* _TASK GOAL_
Without altering anything, repeat each of the records.

* _TASK INPUT_
- - - - - - -
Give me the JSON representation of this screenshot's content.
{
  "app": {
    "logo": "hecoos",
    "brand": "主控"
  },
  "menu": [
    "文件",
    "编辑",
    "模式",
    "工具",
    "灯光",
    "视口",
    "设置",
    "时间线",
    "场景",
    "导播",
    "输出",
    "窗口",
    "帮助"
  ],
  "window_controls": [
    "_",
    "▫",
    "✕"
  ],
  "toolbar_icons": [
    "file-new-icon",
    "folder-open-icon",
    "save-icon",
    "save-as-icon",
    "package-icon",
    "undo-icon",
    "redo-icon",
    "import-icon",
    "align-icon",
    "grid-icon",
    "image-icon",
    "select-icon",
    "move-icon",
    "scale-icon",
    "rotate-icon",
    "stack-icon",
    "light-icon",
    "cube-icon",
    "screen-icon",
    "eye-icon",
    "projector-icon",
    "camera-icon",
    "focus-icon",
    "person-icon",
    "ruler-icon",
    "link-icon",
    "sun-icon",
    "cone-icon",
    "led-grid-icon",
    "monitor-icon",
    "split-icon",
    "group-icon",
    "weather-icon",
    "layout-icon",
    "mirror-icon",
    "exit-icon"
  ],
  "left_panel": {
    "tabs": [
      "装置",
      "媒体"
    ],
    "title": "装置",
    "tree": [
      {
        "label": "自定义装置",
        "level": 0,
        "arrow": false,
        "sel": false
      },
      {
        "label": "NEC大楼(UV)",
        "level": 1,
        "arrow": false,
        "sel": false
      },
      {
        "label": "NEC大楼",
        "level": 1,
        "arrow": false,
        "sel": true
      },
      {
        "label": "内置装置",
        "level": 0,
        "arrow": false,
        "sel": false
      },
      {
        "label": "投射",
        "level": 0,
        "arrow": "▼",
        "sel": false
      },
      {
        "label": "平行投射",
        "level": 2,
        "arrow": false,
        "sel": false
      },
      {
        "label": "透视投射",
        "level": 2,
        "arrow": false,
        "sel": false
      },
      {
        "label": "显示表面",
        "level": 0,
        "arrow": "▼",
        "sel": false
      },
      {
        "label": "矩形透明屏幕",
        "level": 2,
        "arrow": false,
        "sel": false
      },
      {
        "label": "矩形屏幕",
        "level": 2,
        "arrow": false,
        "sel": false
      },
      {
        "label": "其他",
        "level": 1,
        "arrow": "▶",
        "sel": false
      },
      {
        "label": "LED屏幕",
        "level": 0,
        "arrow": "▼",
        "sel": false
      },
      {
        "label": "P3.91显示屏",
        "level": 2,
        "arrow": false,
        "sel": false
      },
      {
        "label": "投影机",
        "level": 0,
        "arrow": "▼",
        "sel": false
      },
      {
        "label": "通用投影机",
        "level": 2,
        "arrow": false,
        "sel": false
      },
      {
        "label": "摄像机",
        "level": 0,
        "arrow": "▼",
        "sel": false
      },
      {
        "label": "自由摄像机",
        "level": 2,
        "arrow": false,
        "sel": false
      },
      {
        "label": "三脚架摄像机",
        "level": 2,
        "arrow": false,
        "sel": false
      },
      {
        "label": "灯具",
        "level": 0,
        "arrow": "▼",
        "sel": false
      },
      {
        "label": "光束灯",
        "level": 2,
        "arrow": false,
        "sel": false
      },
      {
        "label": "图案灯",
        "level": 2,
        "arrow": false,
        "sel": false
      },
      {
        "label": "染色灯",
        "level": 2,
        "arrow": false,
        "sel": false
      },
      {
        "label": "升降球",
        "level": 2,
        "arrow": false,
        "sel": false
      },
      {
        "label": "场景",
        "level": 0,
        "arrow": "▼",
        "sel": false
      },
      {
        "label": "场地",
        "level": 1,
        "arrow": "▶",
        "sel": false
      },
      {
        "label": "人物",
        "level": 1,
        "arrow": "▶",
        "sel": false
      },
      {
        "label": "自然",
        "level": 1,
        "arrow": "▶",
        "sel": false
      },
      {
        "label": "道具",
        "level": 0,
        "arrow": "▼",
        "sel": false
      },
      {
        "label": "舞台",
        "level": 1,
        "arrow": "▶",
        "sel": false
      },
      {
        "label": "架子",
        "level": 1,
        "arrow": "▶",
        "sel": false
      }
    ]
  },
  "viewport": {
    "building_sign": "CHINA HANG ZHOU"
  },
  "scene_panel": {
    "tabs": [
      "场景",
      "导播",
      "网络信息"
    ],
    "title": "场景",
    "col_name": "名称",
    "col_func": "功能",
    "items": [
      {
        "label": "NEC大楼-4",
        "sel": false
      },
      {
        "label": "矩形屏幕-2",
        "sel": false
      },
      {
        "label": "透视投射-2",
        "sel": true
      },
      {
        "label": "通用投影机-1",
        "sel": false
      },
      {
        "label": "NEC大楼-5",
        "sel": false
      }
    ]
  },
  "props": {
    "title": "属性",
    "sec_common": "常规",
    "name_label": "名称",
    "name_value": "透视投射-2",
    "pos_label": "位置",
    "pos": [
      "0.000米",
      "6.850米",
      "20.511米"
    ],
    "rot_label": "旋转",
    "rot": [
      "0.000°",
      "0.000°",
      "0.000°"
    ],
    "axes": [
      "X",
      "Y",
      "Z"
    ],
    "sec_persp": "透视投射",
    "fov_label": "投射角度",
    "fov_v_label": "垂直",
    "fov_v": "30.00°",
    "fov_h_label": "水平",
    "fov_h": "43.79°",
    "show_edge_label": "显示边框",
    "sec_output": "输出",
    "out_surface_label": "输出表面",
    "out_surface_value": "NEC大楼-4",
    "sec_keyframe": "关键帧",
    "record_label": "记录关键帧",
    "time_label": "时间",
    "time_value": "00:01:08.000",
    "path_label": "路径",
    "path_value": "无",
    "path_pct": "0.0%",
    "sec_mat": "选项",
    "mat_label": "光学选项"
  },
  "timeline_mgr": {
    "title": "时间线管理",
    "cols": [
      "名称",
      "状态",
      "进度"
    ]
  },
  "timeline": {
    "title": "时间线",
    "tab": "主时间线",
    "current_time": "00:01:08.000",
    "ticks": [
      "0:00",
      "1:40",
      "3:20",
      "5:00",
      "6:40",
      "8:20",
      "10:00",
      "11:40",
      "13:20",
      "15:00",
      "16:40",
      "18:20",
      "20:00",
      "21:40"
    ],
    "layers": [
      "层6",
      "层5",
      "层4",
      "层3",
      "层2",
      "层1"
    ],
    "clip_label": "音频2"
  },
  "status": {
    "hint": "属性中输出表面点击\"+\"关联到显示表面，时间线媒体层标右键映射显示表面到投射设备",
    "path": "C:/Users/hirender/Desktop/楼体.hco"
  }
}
- - - - - - -
* _COMPLETE OUTPUT_
Give me the JSON representation of this screenshot's content.
{
  "app": {
    "logo": "hecoos",
    "brand": "主控"
  },
  "menu": [
    "文件",
    "编辑",
    "模式",
    "工具",
    "灯光",
    "视口",
    "设置",
    "时间线",
    "场景",
    "导播",
    "输出",
    "窗口",
    "帮助"
  ],
  "window_controls": [
    "_",
    "▫",
    "✕"
  ],
  "toolbar_icons": [
    "file-new-icon",
    "folder-open-icon",
    "save-icon",
    "save-as-icon",
    "package-icon",
    "undo-icon",
    "redo-icon",
    "import-icon",
    "align-icon",
    "grid-icon",
    "image-icon",
    "select-icon",
    "move-icon",
    "scale-icon",
    "rotate-icon",
    "stack-icon",
    "light-icon",
    "cube-icon",
    "screen-icon",
    "eye-icon",
    "projector-icon",
    "camera-icon",
    "focus-icon",
    "person-icon",
    "ruler-icon",
    "link-icon",
    "sun-icon",
    "cone-icon",
    "led-grid-icon",
    "monitor-icon",
    "split-icon",
    "group-icon",
    "weather-icon",
    "layout-icon",
    "mirror-icon",
    "exit-icon"
  ],
  "left_panel": {
    "tabs": [
      "装置",
      "媒体"
    ],
    "title": "装置",
    "tree": [
      {
        "label": "自定义装置",
        "level": 0,
        "arrow": false,
        "sel": false
      },
      {
        "label": "NEC大楼(UV)",
        "level": 1,
        "arrow": false,
        "sel": false
      },
      {
        "label": "NEC大楼",
        "level": 1,
        "arrow": false,
        "sel": true
      },
      {
        "label": "内置装置",
        "level": 0,
        "arrow": false,
        "sel": false
      },
      {
        "label": "投射",
        "level": 0,
        "arrow": "▼",
        "sel": false
      },
      {
        "label": "平行投射",
        "level": 2,
        "arrow": false,
        "sel": false
      },
      {
        "label": "透视投射",
        "level": 2,
        "arrow": false,
        "sel": false
      },
      {
        "label": "显示表面",
        "level": 0,
        "arrow": "▼",
        "sel": false
      },
      {
        "label": "矩形透明屏幕",
        "level": 2,
        "arrow": false,
        "sel": false
      },
      {
        "label": "矩形屏幕",
        "level": 2,
        "arrow": false,
        "sel": false
      },
      {
        "label": "其他",
        "level": 1,
        "arrow": "▶",
        "sel": false
      },
      {
        "label": "LED屏幕",
        "level": 0,
        "arrow": "▼",
        "sel": false
      },
      {
        "label": "P3.91显示屏",
        "level": 2,
        "arrow": false,
        "sel": false
      },
      {
        "label": "投影机",
        "level": 0,
        "arrow": "▼",
        "sel": false
      },
      {
        "label": "通用投影机",
        "level": 2,
        "arrow": false,
        "sel": false
      },
      {
        "label": "摄像机",
        "level": 0,
        "arrow": "▼",
        "sel": false
      },
      {
        "label": "自由摄像机",
        "level": 2,
        "arrow": false,
        "sel": false
      },
      {
        "label": "三脚架摄像机",
        "level": 2,
        "arrow": false,
        "sel": false
      },
      {
        "label": "灯具",
        "level": 0,
        "arrow": "▼",
        "sel": false
      },
      {
        "label": "光束灯",
        "level": 2,
        "arrow": false,
        "sel": false
      },
      {
        "label": "图案灯",
        "level": 2,
        "arrow": false,
        "sel": false
      },
      {
        "label": "染色灯",
        "level": 2,
        "arrow": false,
        "sel": false
      },
      {
        "label": "升降球",
        "level": 2,
        "arrow": false,
        "sel": false
      },
      {
        "label": "场景",
        "level": 0,
        "arrow": "▼",
        "sel": false
      },
      {
        "label": "场地",
        "level": 1,
        "arrow": "▶",
        "sel": false
      },
      {
        "label": "人物",
        "level": 1,
        "arrow": "▶",
        "sel": false
      },
      {
        "label": "自然",
        "level": 1,
        "arrow": "▶",
        "sel": false
      },
      {
        "label": "道具",
        "level": 0,
        "arrow": "▼",
        "sel": false
      },
      {
        "label": "舞台",
        "level": 1,
        "arrow": "▶",
        "sel": false
      },
      {
        "label": "架子",
        "level": 1,
        "arrow": "▶",
        "sel": false
      }
    ]
  },
  "viewport": {
    "building_sign": "CHINA HANG ZHOU"
  },
  "scene_panel": {
    "tabs": [
      "场景",
      "导播",
      "网络信息"
    ],
    "title": "场景",
    "col_name": "名称",
    "col_func": "功能",
    "items": [
      {
        "label": "NEC大楼-4",
        "sel": false
      },
      {
        "label": "矩形屏幕-2",
        "sel": false
      },
      {
        "label": "透视投射-2",
        "sel": true
      },
      {
        "label": "通用投影机-1",
        "sel": false
      },
      {
        "label": "NEC大楼-5",
        "sel": false
      }
    ]
  },
  "props": {
    "title": "属性",
    "sec_common": "常规",
    "name_label": "名称",
    "name_value": "透视投射-2",
    "pos_label": "位置",
    "pos": [
      "0.000米",
      "6.850米",
      "20.511米"
    ],
    "rot_label": "旋转",
    "rot": [
      "0.000°",
      "0.000°",
      "0.000°"
    ],
    "axes": [
      "X",
      "Y",
      "Z"
    ],
    "sec_persp": "透视投射",
    "fov_label": "投射角度",
    "fov_v_label": "垂直",
    "fov_v": "30.00°",
    "fov_h_label": "水平",
    "fov_h": "43.79°",
    "show_edge_label": "显示边框",
    "sec_output": "输出",
    "out_surface_label": "输出表面",
    "out_surface_value": "NEC大楼-4",
    "sec_keyframe": "关键帧",
    "record_label": "记录关键帧",
    "time_label": "时间",
    "time_value": "00:01:08.000",
    "path_label": "路径",
    "path_value": "无",
    "path_pct": "0.0%",
    "sec_mat": "选项",
    "mat_label": "光学选项"
  },
  "timeline_mgr": {
    "title": "时间线管理",
    "cols": [
      "名称",
      "状态",
      "进度"
    ]
  },
  "timeline": {
    "title": "时间线",
    "tab": "主时间线",
    "current_time": "00:01:08.000",
    "ticks": [
      "0:00",
      "1:40",
      "3:20",
      "5:00",
      "6:40",
      "8:20",
      "10:00",
      "11:40",
      "13:20",
      "15:00",
      "16:40",
      "18:20",
      "20:00",
      "21:40"
    ],
    "layers": [
      "层6",
      "层5",
      "层4",
      "层3",
      "层2",
      "层1"
    ],
    "clip_label": "音频2"
  },
  "status": {
    "hint": "属性中输出表面点击\"+\"关联到显示表面，时间线媒体层标右键映射显示表面到投射设备",
    "path": "C:/Users/hirender/Desktop/楼体.hco"
  }
}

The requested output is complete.